[Stored dataset items]

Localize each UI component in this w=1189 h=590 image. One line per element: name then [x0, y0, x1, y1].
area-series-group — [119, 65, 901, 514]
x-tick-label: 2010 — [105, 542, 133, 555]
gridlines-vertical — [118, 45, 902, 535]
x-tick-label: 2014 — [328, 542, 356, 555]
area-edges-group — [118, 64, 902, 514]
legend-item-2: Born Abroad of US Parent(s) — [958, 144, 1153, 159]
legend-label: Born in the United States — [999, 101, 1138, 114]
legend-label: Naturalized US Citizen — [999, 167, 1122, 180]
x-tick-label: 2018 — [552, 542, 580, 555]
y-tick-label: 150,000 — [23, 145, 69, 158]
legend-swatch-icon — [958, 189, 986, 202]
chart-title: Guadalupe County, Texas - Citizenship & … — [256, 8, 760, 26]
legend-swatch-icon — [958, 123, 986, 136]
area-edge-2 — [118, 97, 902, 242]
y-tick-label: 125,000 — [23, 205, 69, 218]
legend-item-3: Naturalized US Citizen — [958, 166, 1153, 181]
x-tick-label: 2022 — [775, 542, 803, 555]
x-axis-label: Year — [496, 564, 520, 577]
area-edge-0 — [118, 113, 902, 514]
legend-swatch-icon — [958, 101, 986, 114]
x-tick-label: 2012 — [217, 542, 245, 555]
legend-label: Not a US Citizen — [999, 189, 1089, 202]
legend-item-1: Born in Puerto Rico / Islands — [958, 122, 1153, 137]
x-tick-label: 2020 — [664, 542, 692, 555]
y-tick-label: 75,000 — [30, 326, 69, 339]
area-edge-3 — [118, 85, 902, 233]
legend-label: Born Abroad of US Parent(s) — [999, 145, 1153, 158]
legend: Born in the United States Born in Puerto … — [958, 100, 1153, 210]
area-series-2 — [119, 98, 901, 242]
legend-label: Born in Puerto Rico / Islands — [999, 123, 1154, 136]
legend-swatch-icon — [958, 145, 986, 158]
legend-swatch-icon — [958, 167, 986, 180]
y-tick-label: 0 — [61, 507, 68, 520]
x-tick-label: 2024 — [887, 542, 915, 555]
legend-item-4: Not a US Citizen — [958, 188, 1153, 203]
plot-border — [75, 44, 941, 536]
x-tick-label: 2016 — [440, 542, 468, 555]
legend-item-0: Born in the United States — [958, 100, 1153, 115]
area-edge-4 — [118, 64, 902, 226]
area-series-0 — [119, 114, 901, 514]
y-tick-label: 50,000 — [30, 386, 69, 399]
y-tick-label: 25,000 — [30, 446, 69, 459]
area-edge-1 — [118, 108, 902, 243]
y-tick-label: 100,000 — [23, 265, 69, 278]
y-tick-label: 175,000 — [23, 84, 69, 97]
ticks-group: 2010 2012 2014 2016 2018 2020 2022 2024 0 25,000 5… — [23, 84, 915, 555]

PROMPT:
Copy these lines verbatim, covering every item.

RESPONSE TO THIS EXERCISE:
Localize each UI component in this w=1189 h=590 image. One line per element: name then [x0, y0, x1, y1].
area-series-group — [119, 65, 901, 514]
x-tick-label: 2010 — [105, 542, 133, 555]
gridlines-vertical — [118, 45, 902, 535]
x-tick-label: 2014 — [328, 542, 356, 555]
area-edges-group — [118, 64, 902, 514]
legend-item-2: Born Abroad of US Parent(s) — [958, 144, 1153, 159]
legend-label: Born in the United States — [999, 101, 1138, 114]
legend-label: Naturalized US Citizen — [999, 167, 1122, 180]
x-tick-label: 2018 — [552, 542, 580, 555]
y-tick-label: 150,000 — [23, 145, 69, 158]
legend-swatch-icon — [958, 189, 986, 202]
chart-title: Guadalupe County, Texas - Citizenship & … — [256, 8, 760, 26]
legend-swatch-icon — [958, 123, 986, 136]
area-edge-2 — [118, 97, 902, 242]
y-tick-label: 125,000 — [23, 205, 69, 218]
legend-item-3: Naturalized US Citizen — [958, 166, 1153, 181]
x-tick-label: 2022 — [775, 542, 803, 555]
x-axis-label: Year — [496, 564, 520, 577]
area-edge-0 — [118, 113, 902, 514]
legend-swatch-icon — [958, 101, 986, 114]
x-tick-label: 2012 — [217, 542, 245, 555]
legend-label: Not a US Citizen — [999, 189, 1089, 202]
legend-item-1: Born in Puerto Rico / Islands — [958, 122, 1153, 137]
x-tick-label: 2020 — [664, 542, 692, 555]
y-tick-label: 75,000 — [30, 326, 69, 339]
area-edge-3 — [118, 85, 902, 233]
legend-label: Born Abroad of US Parent(s) — [999, 145, 1153, 158]
legend: Born in the United States Born in Puerto … — [958, 100, 1153, 210]
area-series-2 — [119, 98, 901, 242]
legend-label: Born in Puerto Rico / Islands — [999, 123, 1154, 136]
legend-swatch-icon — [958, 145, 986, 158]
legend-swatch-icon — [958, 167, 986, 180]
y-tick-label: 0 — [61, 507, 68, 520]
x-tick-label: 2024 — [887, 542, 915, 555]
legend-item-4: Not a US Citizen — [958, 188, 1153, 203]
plot-border — [75, 44, 941, 536]
x-tick-label: 2016 — [440, 542, 468, 555]
legend-item-0: Born in the United States — [958, 100, 1153, 115]
area-edge-4 — [118, 64, 902, 226]
area-series-0 — [119, 114, 901, 514]
y-tick-label: 50,000 — [30, 386, 69, 399]
y-tick-label: 25,000 — [30, 446, 69, 459]
area-edge-1 — [118, 108, 902, 243]
y-tick-label: 100,000 — [23, 265, 69, 278]
y-tick-label: 175,000 — [23, 84, 69, 97]
ticks-group: 2010 2012 2014 2016 2018 2020 2022 2024 0 25,000 5… — [23, 84, 915, 555]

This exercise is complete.